REQUIREMENTS
Reproduce the listing below character for character; drop every image.

--- Start EXERCISE MATERIAL ---

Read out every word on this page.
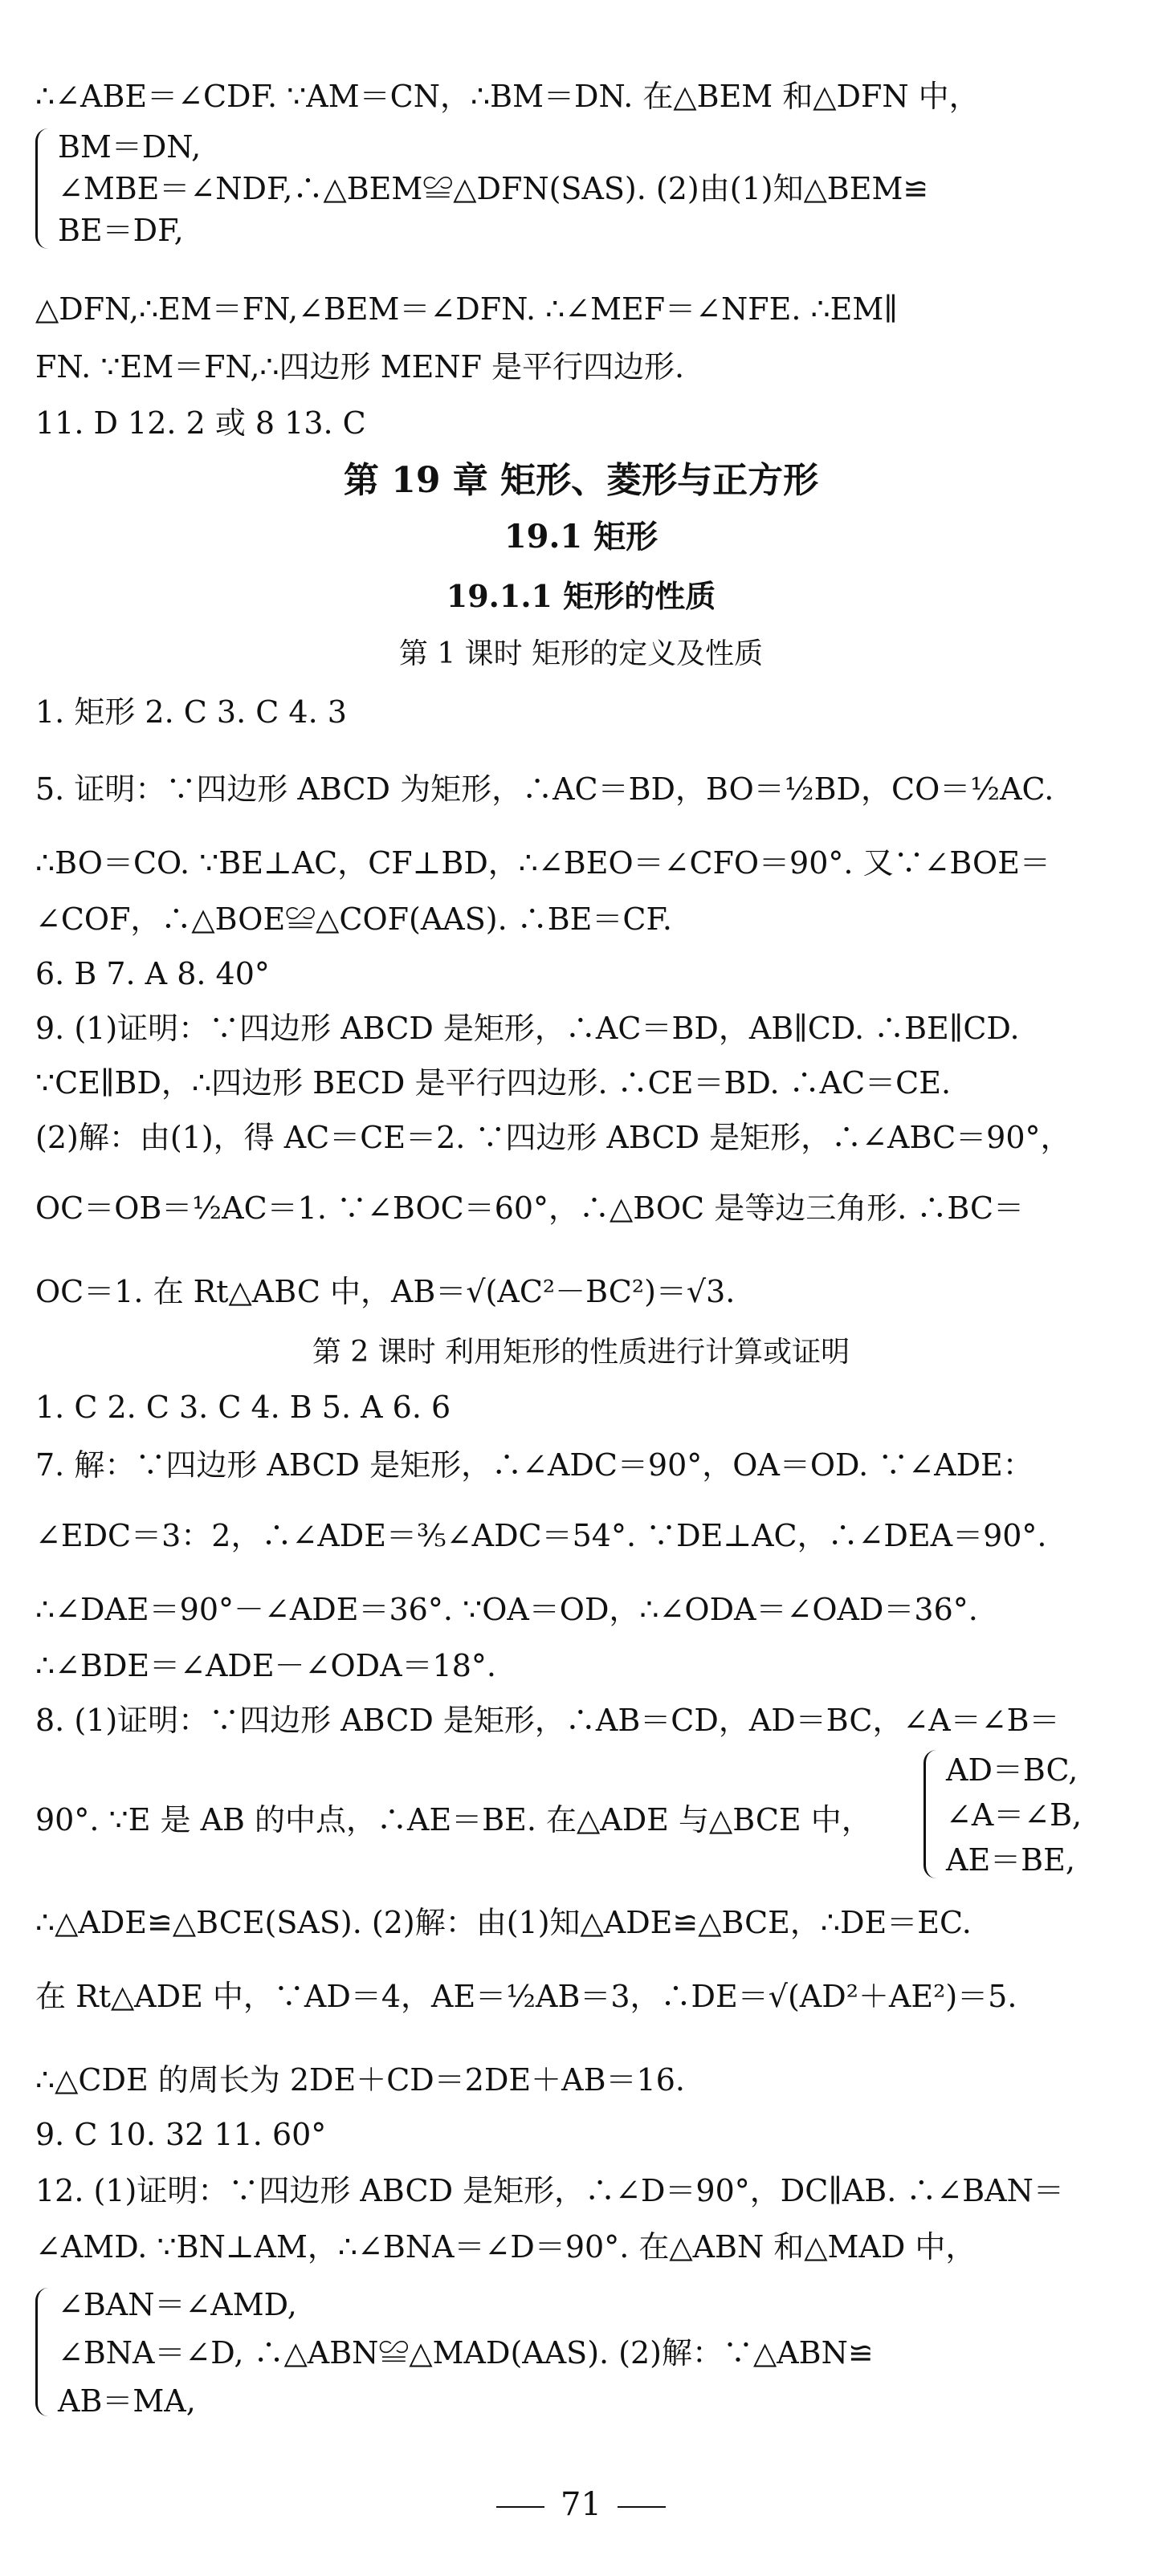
∴∠ABE＝∠CDF. ∵AM＝CN，∴BM＝DN. 在△BEM 和△DFN 中，
BM＝DN,
∠MBE＝∠NDF,∴△BEM≌△DFN(SAS). (2)由(1)知△BEM≌
BE＝DF,
△DFN,∴EM＝FN,∠BEM＝∠DFN. ∴∠MEF＝∠NFE. ∴EM∥
FN. ∵EM＝FN,∴四边形 MENF 是平行四边形.
11. D 12. 2 或 8 13. C
第 19 章 矩形、菱形与正方形
19.1 矩形
19.1.1 矩形的性质
第 1 课时 矩形的定义及性质
1. 矩形 2. C 3. C 4. 3
5. 证明：∵四边形 ABCD 为矩形，∴AC＝BD，BO＝½BD，CO＝½AC.
∴BO＝CO. ∵BE⊥AC，CF⊥BD，∴∠BEO＝∠CFO＝90°. 又∵∠BOE＝
∠COF，∴△BOE≌△COF(AAS). ∴BE＝CF.
6. B 7. A 8. 40°
9. (1)证明：∵四边形 ABCD 是矩形，∴AC＝BD，AB∥CD. ∴BE∥CD.
∵CE∥BD，∴四边形 BECD 是平行四边形. ∴CE＝BD. ∴AC＝CE.
(2)解：由(1)，得 AC＝CE＝2. ∵四边形 ABCD 是矩形，∴∠ABC＝90°，
OC＝OB＝½AC＝1. ∵∠BOC＝60°，∴△BOC 是等边三角形. ∴BC＝
OC＝1. 在 Rt△ABC 中，AB＝√(AC²－BC²)＝√3.
第 2 课时 利用矩形的性质进行计算或证明
1. C 2. C 3. C 4. B 5. A 6. 6
7. 解：∵四边形 ABCD 是矩形，∴∠ADC＝90°，OA＝OD. ∵∠ADE：
∠EDC＝3：2，∴∠ADE＝⅗∠ADC＝54°. ∵DE⊥AC，∴∠DEA＝90°.
∴∠DAE＝90°－∠ADE＝36°. ∵OA＝OD，∴∠ODA＝∠OAD＝36°.
∴∠BDE＝∠ADE－∠ODA＝18°.
8. (1)证明：∵四边形 ABCD 是矩形，∴AB＝CD，AD＝BC，∠A＝∠B＝
90°. ∵E 是 AB 的中点，∴AE＝BE. 在△ADE 与△BCE 中，
AD＝BC,
∠A＝∠B,
AE＝BE,
∴△ADE≌△BCE(SAS). (2)解：由(1)知△ADE≌△BCE，∴DE＝EC.
在 Rt△ADE 中，∵AD＝4，AE＝½AB＝3，∴DE＝√(AD²＋AE²)＝5.
∴△CDE 的周长为 2DE＋CD＝2DE＋AB＝16.
9. C 10. 32 11. 60°
12. (1)证明：∵四边形 ABCD 是矩形，∴∠D＝90°，DC∥AB. ∴∠BAN＝
∠AMD. ∵BN⊥AM，∴∠BNA＝∠D＝90°. 在△ABN 和△MAD 中，
∠BAN＝∠AMD,
∠BNA＝∠D, ∴△ABN≌△MAD(AAS). (2)解：∵△ABN≌
AB＝MA,
71
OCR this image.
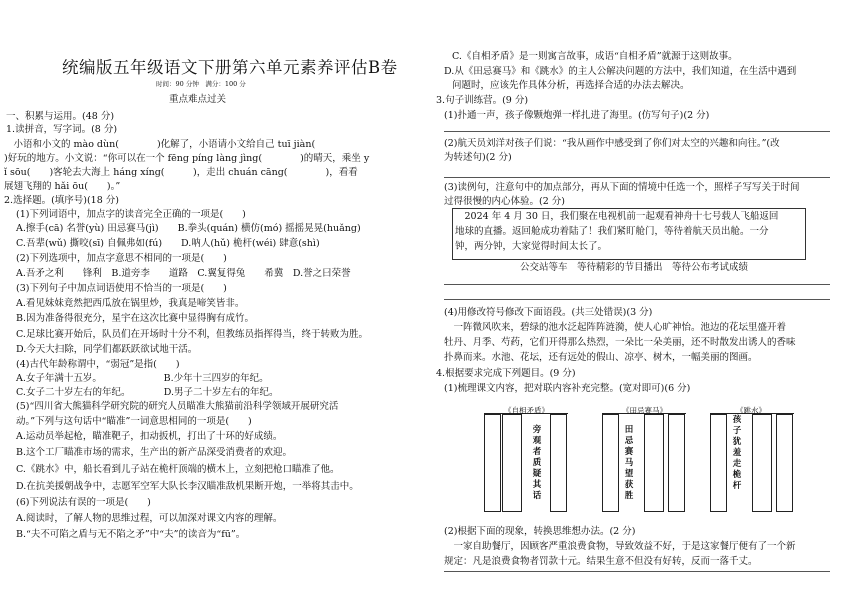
统编版五年级语文下册第六单元素养评估B卷
时间：90 分钟　满分：100 分
重点难点过关
一、积累与运用。(48 分)
1.读拼音，写字词。(8 分)
　小语和小文的 mào dùn(　　　　)化解了，小语请小文给自己 tuī jiàn(
)好玩的地方。小文说：“你可以在一个 fēng píng làng jìng(　　　　)的晴天，乘坐 y
ǐ sōu(　　)客轮去大海上 háng xíng(　　　)，走出 chuán cāng(　　　　)，看看
展翅飞翔的 hǎi ōu(　　)。”
2.选择题。(填序号)(18 分)
(1)下列词语中，加点字的读音完全正确的一项是(　　)
A.擦手(cā) 名誉(yù) 田忌赛马(jì)　　B.拳头(quán) 横仿(mó) 摇摇晃晃(huǎng)
C.吾辈(wǔ) 撕咬(sī) 自佩弗如(fú)　　D.呐人(hǔ) 桅杆(wéi) 肆意(shì)
(2)下列选项中，加点字意思不相同的一项是(　　)
A.吾矛之利　　锋利　B.道旁李　　道路　C.翼复得兔　　希冀　D.誉之曰荣誉
(3)下列句子中加点词语使用不恰当的一项是(　　)
A.看见妹妹竟然把西瓜放在锅里炒，我真是啼笑皆非。
B.因为准备得很充分，星宇在这次比赛中显得胸有成竹。
C.足球比赛开始后，队员们在开场时十分不利，但教练员指挥得当，终于转败为胜。
D.今天大扫除，同学们都跃跃欲试地干活。
(4)古代年龄称谓中，“弱冠”是指(　　)
A.女子年满十五岁。　　　　　　　B.少年十三四岁的年纪。
C.女子二十岁左右的年纪。　　　　D.男子二十岁左右的年纪。
(5)“四川省大熊猫科学研究院的研究人员瞄准大熊猫前沿科学领域开展研究活
动。”下列与这句话中“瞄准”一词意思相同的一项是(　　)
A.运动员举起枪，瞄准靶子，扣动扳机，打出了十环的好成绩。
B.这个工厂瞄准市场的需求，生产出的新产品深受消费者的欢迎。
C.《跳水》中，船长看到儿子站在桅杆顶端的横木上，立刻把枪口瞄准了他。
D.在抗美援朝战争中，志愿军空军大队长李汉瞄准敌机果断开炮，一举将其击中。
(6)下列说法有误的一项是(　　)
A.阅读时，了解人物的思维过程，可以加深对课文内容的理解。
B.“夫不可陷之盾与无不陷之矛”中“夫”的读音为“fū”。
C.《自相矛盾》是一则寓言故事，成语“自相矛盾”就源于这则故事。
D.从《田忌赛马》和《跳水》的主人公解决问题的方法中，我们知道，在生活中遇到
问题时，应该先作具体分析，再选择合适的办法去解决。
3.句子训练营。(9 分)
(1)扑通一声，孩子像颗炮弹一样扎进了海里。(仿写句子)(2 分)
(2)航天员刘洋对孩子们说：“我从画作中感受到了你们对太空的兴趣和向往。”(改
为转述句)(2 分)
(3)读例句，注意句中的加点部分，再从下面的情境中任选一个，照样子写写关于时间
过得很慢的内心体验。(2 分)
　2024 年 4 月 30 日，我们聚在电视机前一起观看神舟十七号载人飞船返回
地球的直播。返回舱成功着陆了！我们紧盯舱门，等待着航天员出舱。一分
钟，两分钟，大家觉得时间太长了。
公交站等车　等待精彩的节目播出　等待公布考试成绩
(4)用修改符号修改下面语段。(共三处错误)(3 分)
　一阵微风吹来，碧绿的池水泛起阵阵涟漪，使人心旷神怡。池边的花坛里盛开着
牡丹、月季、芍药，它们开得那么热烈，一朵比一朵美丽，还不时散发出诱人的香味
扑鼻而来。水池、花坛，还有远处的假山、凉亭、树木，一幅美丽的图画。
4.根据要求完成下列题目。(9 分)
(1)梳理课文内容，把对联内容补充完整。(宽对即可)(6 分)
《自相矛盾》
旁观者质疑其话
《田忌赛马》
田忌赛马望获胜
《跳水》
孩子犹羞走桅杆
(2)根据下面的现象，转换思维想办法。(2 分)
　一家自助餐厅，因顾客严重浪费食物，导致效益不好，于是这家餐厅便有了一个新
规定：凡是浪费食物者罚款十元。结果生意不但没有好转，反而一落千丈。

--- End EXERCISE MATERIAL ---

OUTPUT FOR THIS EXERCISE
Read out every word on this page.
∴∠ABE＝∠CDF. ∵AM＝CN，∴BM＝DN. 在△BEM 和△DFN 中，
BM＝DN,
∠MBE＝∠NDF,∴△BEM≌△DFN(SAS). (2)由(1)知△BEM≌
BE＝DF,
△DFN,∴EM＝FN,∠BEM＝∠DFN. ∴∠MEF＝∠NFE. ∴EM∥
FN. ∵EM＝FN,∴四边形 MENF 是平行四边形.
11. D 12. 2 或 8 13. C
第 19 章 矩形、菱形与正方形
19.1 矩形
19.1.1 矩形的性质
第 1 课时 矩形的定义及性质
1. 矩形 2. C 3. C 4. 3
5. 证明：∵四边形 ABCD 为矩形，∴AC＝BD，BO＝½BD，CO＝½AC.
∴BO＝CO. ∵BE⊥AC，CF⊥BD，∴∠BEO＝∠CFO＝90°. 又∵∠BOE＝
∠COF，∴△BOE≌△COF(AAS). ∴BE＝CF.
6. B 7. A 8. 40°
9. (1)证明：∵四边形 ABCD 是矩形，∴AC＝BD，AB∥CD. ∴BE∥CD.
∵CE∥BD，∴四边形 BECD 是平行四边形. ∴CE＝BD. ∴AC＝CE.
(2)解：由(1)，得 AC＝CE＝2. ∵四边形 ABCD 是矩形，∴∠ABC＝90°，
OC＝OB＝½AC＝1. ∵∠BOC＝60°，∴△BOC 是等边三角形. ∴BC＝
OC＝1. 在 Rt△ABC 中，AB＝√(AC²－BC²)＝√3.
第 2 课时 利用矩形的性质进行计算或证明
1. C 2. C 3. C 4. B 5. A 6. 6
7. 解：∵四边形 ABCD 是矩形，∴∠ADC＝90°，OA＝OD. ∵∠ADE：
∠EDC＝3：2，∴∠ADE＝⅗∠ADC＝54°. ∵DE⊥AC，∴∠DEA＝90°.
∴∠DAE＝90°－∠ADE＝36°. ∵OA＝OD，∴∠ODA＝∠OAD＝36°.
∴∠BDE＝∠ADE－∠ODA＝18°.
8. (1)证明：∵四边形 ABCD 是矩形，∴AB＝CD，AD＝BC，∠A＝∠B＝
90°. ∵E 是 AB 的中点，∴AE＝BE. 在△ADE 与△BCE 中，
AD＝BC,
∠A＝∠B,
AE＝BE,
∴△ADE≌△BCE(SAS). (2)解：由(1)知△ADE≌△BCE，∴DE＝EC.
在 Rt△ADE 中，∵AD＝4，AE＝½AB＝3，∴DE＝√(AD²＋AE²)＝5.
∴△CDE 的周长为 2DE＋CD＝2DE＋AB＝16.
9. C 10. 32 11. 60°
12. (1)证明：∵四边形 ABCD 是矩形，∴∠D＝90°，DC∥AB. ∴∠BAN＝
∠AMD. ∵BN⊥AM，∴∠BNA＝∠D＝90°. 在△ABN 和△MAD 中，
∠BAN＝∠AMD,
∠BNA＝∠D, ∴△ABN≌△MAD(AAS). (2)解：∵△ABN≌
AB＝MA,
71
OCR this image.
统编版五年级语文下册第六单元素养评估B卷
时间：90 分钟　满分：100 分
重点难点过关
一、积累与运用。(48 分)
1.读拼音，写字词。(8 分)
　小语和小文的 mào dùn(　　　　)化解了，小语请小文给自己 tuī jiàn(
)好玩的地方。小文说：“你可以在一个 fēng píng làng jìng(　　　　)的晴天，乘坐 y
ǐ sōu(　　)客轮去大海上 háng xíng(　　　)，走出 chuán cāng(　　　　)，看看
展翅飞翔的 hǎi ōu(　　)。”
2.选择题。(填序号)(18 分)
(1)下列词语中，加点字的读音完全正确的一项是(　　)
A.擦手(cā) 名誉(yù) 田忌赛马(jì)　　B.拳头(quán) 横仿(mó) 摇摇晃晃(huǎng)
C.吾辈(wǔ) 撕咬(sī) 自佩弗如(fú)　　D.呐人(hǔ) 桅杆(wéi) 肆意(shì)
(2)下列选项中，加点字意思不相同的一项是(　　)
A.吾矛之利　　锋利　B.道旁李　　道路　C.翼复得兔　　希冀　D.誉之曰荣誉
(3)下列句子中加点词语使用不恰当的一项是(　　)
A.看见妹妹竟然把西瓜放在锅里炒，我真是啼笑皆非。
B.因为准备得很充分，星宇在这次比赛中显得胸有成竹。
C.足球比赛开始后，队员们在开场时十分不利，但教练员指挥得当，终于转败为胜。
D.今天大扫除，同学们都跃跃欲试地干活。
(4)古代年龄称谓中，“弱冠”是指(　　)
A.女子年满十五岁。　　　　　　　B.少年十三四岁的年纪。
C.女子二十岁左右的年纪。　　　　D.男子二十岁左右的年纪。
(5)“四川省大熊猫科学研究院的研究人员瞄准大熊猫前沿科学领域开展研究活
动。”下列与这句话中“瞄准”一词意思相同的一项是(　　)
A.运动员举起枪，瞄准靶子，扣动扳机，打出了十环的好成绩。
B.这个工厂瞄准市场的需求，生产出的新产品深受消费者的欢迎。
C.《跳水》中，船长看到儿子站在桅杆顶端的横木上，立刻把枪口瞄准了他。
D.在抗美援朝战争中，志愿军空军大队长李汉瞄准敌机果断开炮，一举将其击中。
(6)下列说法有误的一项是(　　)
A.阅读时，了解人物的思维过程，可以加深对课文内容的理解。
B.“夫不可陷之盾与无不陷之矛”中“夫”的读音为“fū”。
C.《自相矛盾》是一则寓言故事，成语“自相矛盾”就源于这则故事。
D.从《田忌赛马》和《跳水》的主人公解决问题的方法中，我们知道，在生活中遇到
问题时，应该先作具体分析，再选择合适的办法去解决。
3.句子训练营。(9 分)
(1)扑通一声，孩子像颗炮弹一样扎进了海里。(仿写句子)(2 分)
(2)航天员刘洋对孩子们说：“我从画作中感受到了你们对太空的兴趣和向往。”(改
为转述句)(2 分)
(3)读例句，注意句中的加点部分，再从下面的情境中任选一个，照样子写写关于时间
过得很慢的内心体验。(2 分)
　2024 年 4 月 30 日，我们聚在电视机前一起观看神舟十七号载人飞船返回
地球的直播。返回舱成功着陆了！我们紧盯舱门，等待着航天员出舱。一分
钟，两分钟，大家觉得时间太长了。
公交站等车　等待精彩的节目播出　等待公布考试成绩
(4)用修改符号修改下面语段。(共三处错误)(3 分)
　一阵微风吹来，碧绿的池水泛起阵阵涟漪，使人心旷神怡。池边的花坛里盛开着
牡丹、月季、芍药，它们开得那么热烈，一朵比一朵美丽，还不时散发出诱人的香味
扑鼻而来。水池、花坛，还有远处的假山、凉亭、树木，一幅美丽的图画。
4.根据要求完成下列题目。(9 分)
(1)梳理课文内容，把对联内容补充完整。(宽对即可)(6 分)
《自相矛盾》
旁观者质疑其话
《田忌赛马》
田忌赛马望获胜
《跳水》
孩子犹羞走桅杆
(2)根据下面的现象，转换思维想办法。(2 分)
　一家自助餐厅，因顾客严重浪费食物，导致效益不好，于是这家餐厅便有了一个新
规定：凡是浪费食物者罚款十元。结果生意不但没有好转，反而一落千丈。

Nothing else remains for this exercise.